━━━ Extracted records ━━━
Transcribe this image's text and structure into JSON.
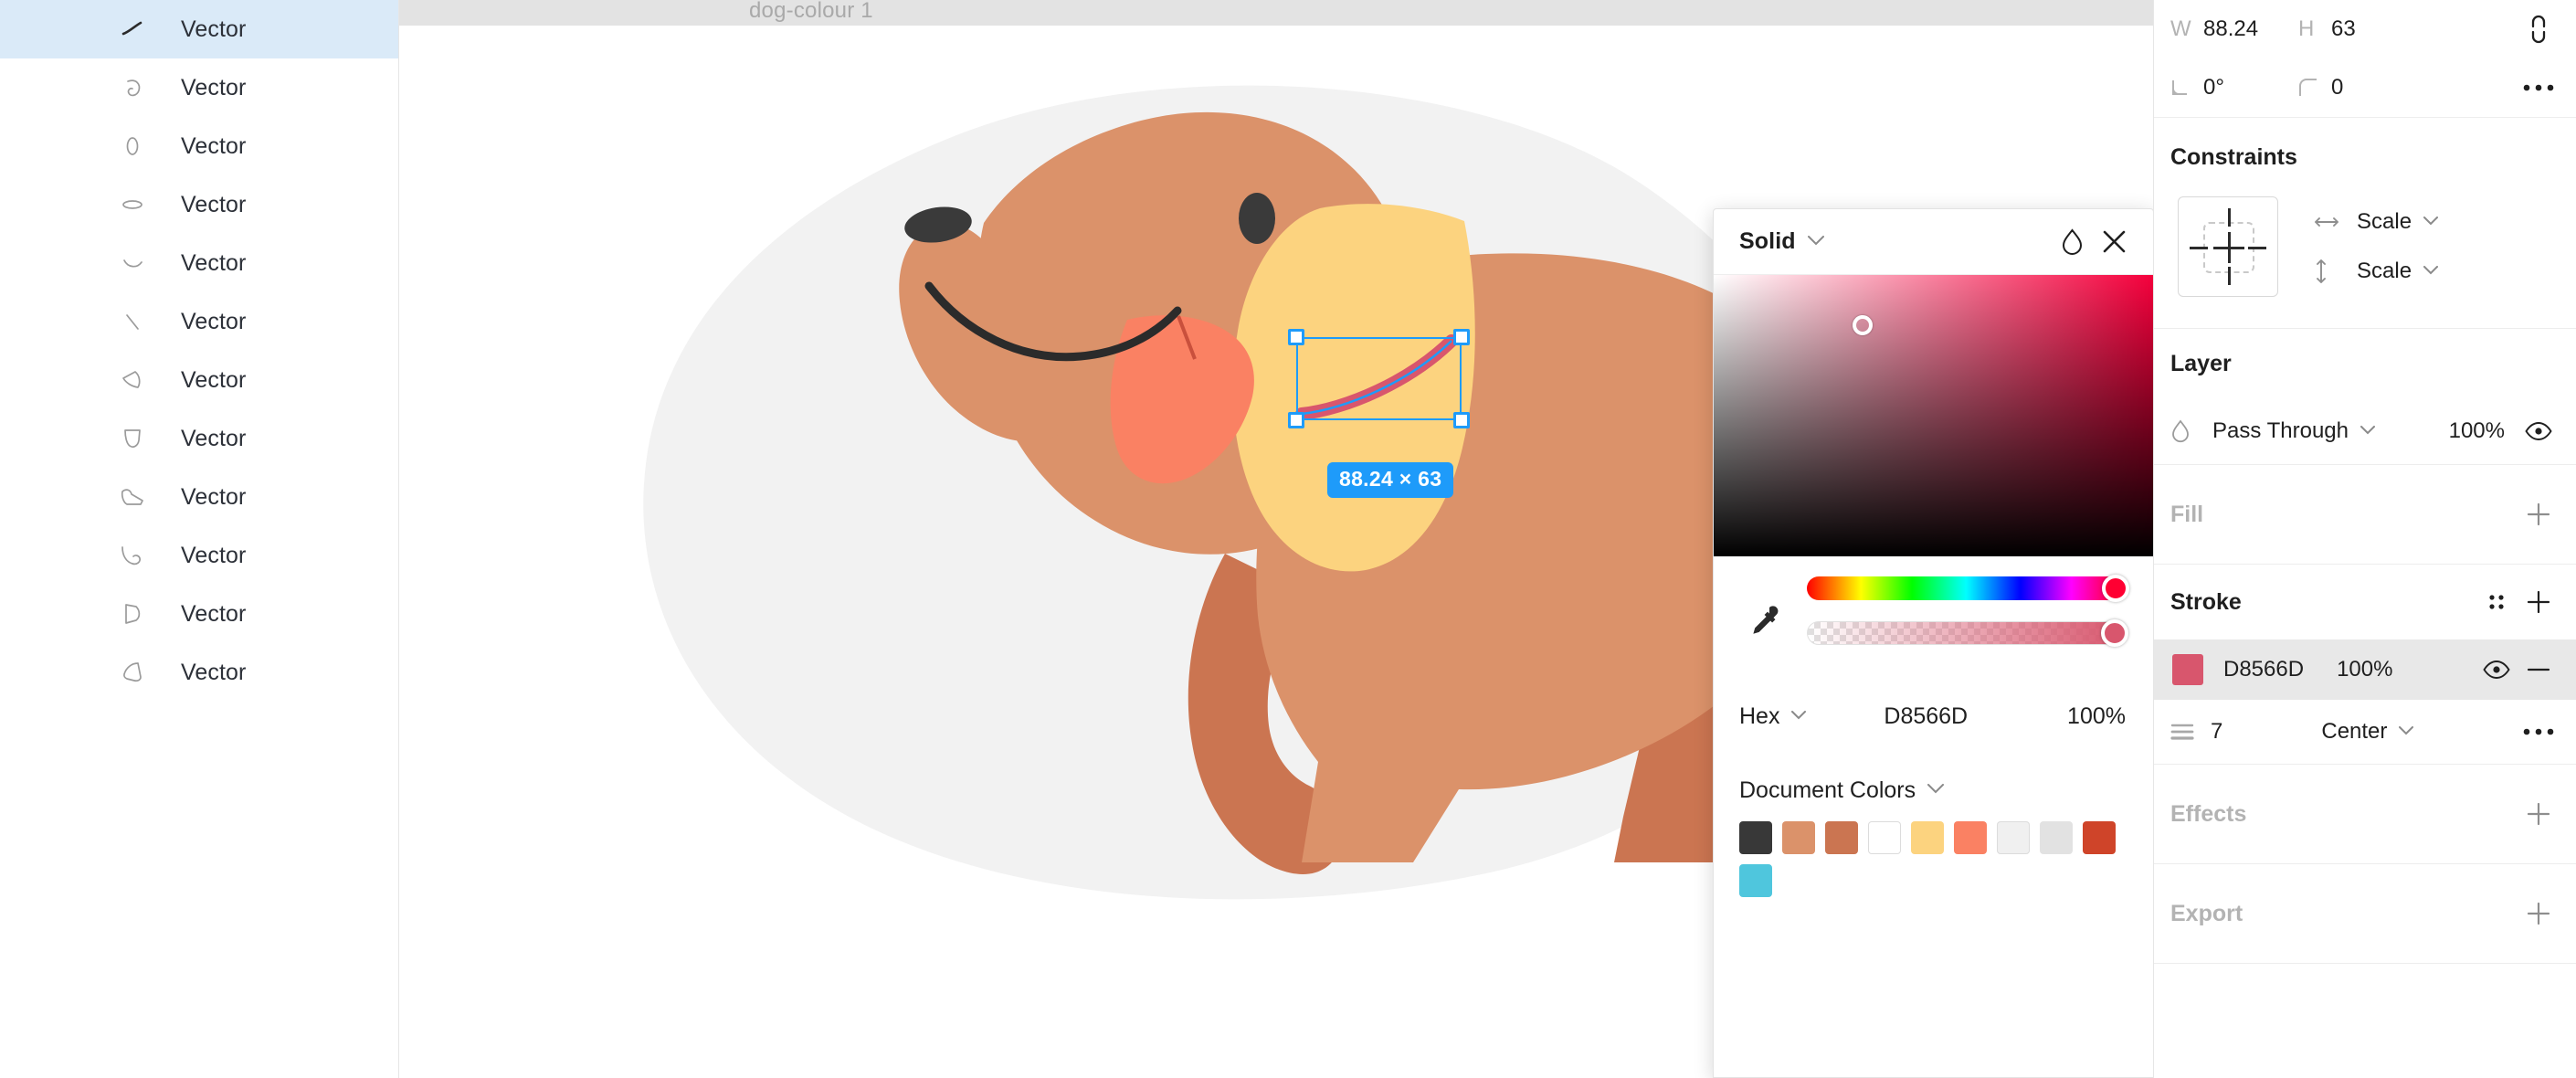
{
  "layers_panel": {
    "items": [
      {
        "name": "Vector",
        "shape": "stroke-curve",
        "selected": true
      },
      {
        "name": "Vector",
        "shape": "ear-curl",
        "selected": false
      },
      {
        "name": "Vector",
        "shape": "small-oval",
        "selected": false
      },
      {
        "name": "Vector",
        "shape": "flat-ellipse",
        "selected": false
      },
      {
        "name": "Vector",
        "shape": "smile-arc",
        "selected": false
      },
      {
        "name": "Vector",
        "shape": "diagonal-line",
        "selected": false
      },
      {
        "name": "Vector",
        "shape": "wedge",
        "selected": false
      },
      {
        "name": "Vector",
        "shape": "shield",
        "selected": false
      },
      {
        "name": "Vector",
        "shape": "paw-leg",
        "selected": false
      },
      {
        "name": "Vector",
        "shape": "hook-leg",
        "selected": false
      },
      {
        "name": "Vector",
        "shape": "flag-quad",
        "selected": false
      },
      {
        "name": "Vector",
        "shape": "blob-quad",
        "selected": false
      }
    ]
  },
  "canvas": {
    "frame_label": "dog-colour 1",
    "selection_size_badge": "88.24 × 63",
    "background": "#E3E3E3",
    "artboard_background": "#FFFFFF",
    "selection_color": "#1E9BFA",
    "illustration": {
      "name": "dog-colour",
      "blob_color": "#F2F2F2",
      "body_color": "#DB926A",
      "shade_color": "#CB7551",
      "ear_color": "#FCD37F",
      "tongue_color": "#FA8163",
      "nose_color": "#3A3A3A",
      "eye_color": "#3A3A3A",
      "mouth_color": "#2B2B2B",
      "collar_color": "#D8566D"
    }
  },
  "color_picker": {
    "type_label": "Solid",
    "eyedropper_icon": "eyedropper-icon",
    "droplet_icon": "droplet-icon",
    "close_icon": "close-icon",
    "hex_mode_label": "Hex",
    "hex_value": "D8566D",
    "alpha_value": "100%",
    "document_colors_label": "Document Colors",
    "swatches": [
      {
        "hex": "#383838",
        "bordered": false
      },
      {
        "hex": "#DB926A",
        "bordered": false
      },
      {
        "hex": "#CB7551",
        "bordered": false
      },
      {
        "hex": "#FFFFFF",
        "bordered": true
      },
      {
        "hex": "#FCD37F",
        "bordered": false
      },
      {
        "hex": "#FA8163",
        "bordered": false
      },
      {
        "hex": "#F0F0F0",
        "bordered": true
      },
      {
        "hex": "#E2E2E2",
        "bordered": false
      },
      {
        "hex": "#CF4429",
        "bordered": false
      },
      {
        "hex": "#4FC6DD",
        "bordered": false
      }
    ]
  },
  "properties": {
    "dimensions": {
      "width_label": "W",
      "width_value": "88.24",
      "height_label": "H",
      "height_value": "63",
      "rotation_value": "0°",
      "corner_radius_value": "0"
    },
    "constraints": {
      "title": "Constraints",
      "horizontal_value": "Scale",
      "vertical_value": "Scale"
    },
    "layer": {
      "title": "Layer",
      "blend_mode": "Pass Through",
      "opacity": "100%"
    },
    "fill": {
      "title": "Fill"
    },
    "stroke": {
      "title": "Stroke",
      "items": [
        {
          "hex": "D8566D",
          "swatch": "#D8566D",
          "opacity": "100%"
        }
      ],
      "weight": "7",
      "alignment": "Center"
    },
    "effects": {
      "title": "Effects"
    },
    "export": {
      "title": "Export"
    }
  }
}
━━━
━━━ Extracted records ━━━
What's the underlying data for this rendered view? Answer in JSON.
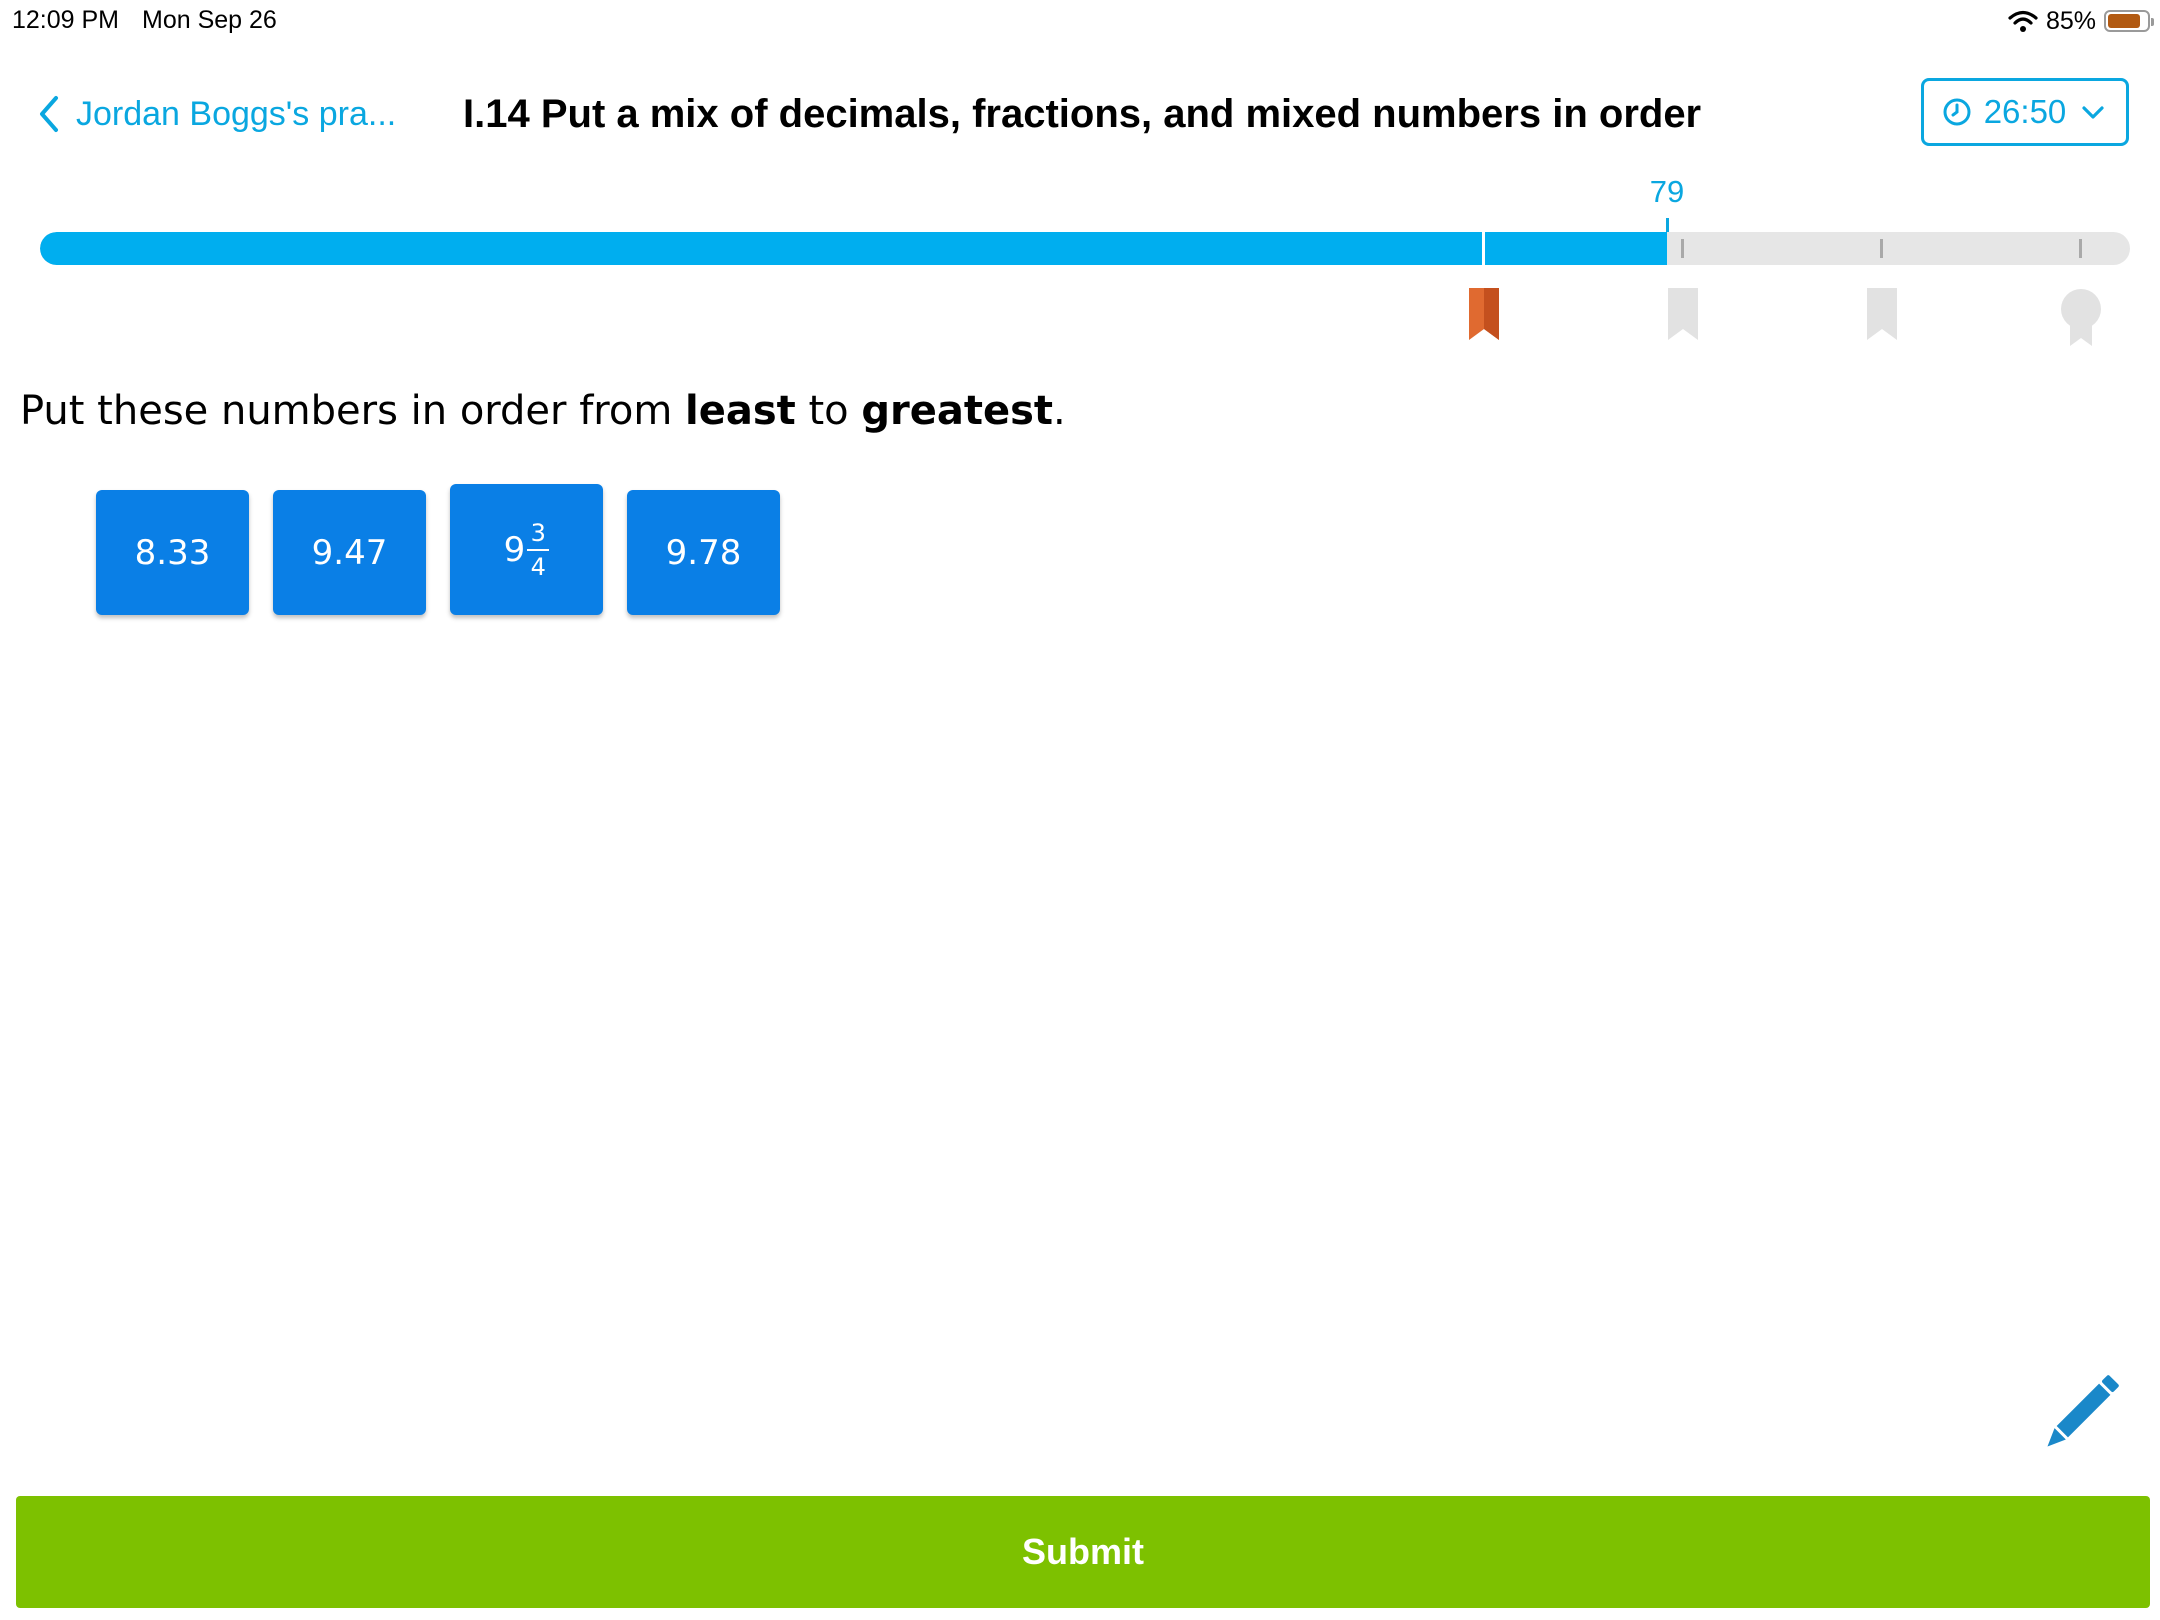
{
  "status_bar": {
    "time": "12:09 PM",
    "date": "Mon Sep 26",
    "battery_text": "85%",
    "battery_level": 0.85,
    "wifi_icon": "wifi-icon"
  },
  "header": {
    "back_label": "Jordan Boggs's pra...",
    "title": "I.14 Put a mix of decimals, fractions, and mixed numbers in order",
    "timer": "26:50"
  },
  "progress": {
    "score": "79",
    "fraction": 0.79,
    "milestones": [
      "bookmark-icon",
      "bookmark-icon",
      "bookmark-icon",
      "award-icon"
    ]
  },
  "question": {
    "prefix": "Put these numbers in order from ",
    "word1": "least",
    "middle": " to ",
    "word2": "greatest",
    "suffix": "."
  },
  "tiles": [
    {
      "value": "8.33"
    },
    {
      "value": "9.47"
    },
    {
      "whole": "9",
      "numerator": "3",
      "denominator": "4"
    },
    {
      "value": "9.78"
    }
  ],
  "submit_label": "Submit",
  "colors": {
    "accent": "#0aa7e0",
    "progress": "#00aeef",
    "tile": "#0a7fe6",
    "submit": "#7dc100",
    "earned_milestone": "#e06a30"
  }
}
━━━
Instructions to follow. Report the number of lines that contain "colour", with no other words.

Exercise answer. 2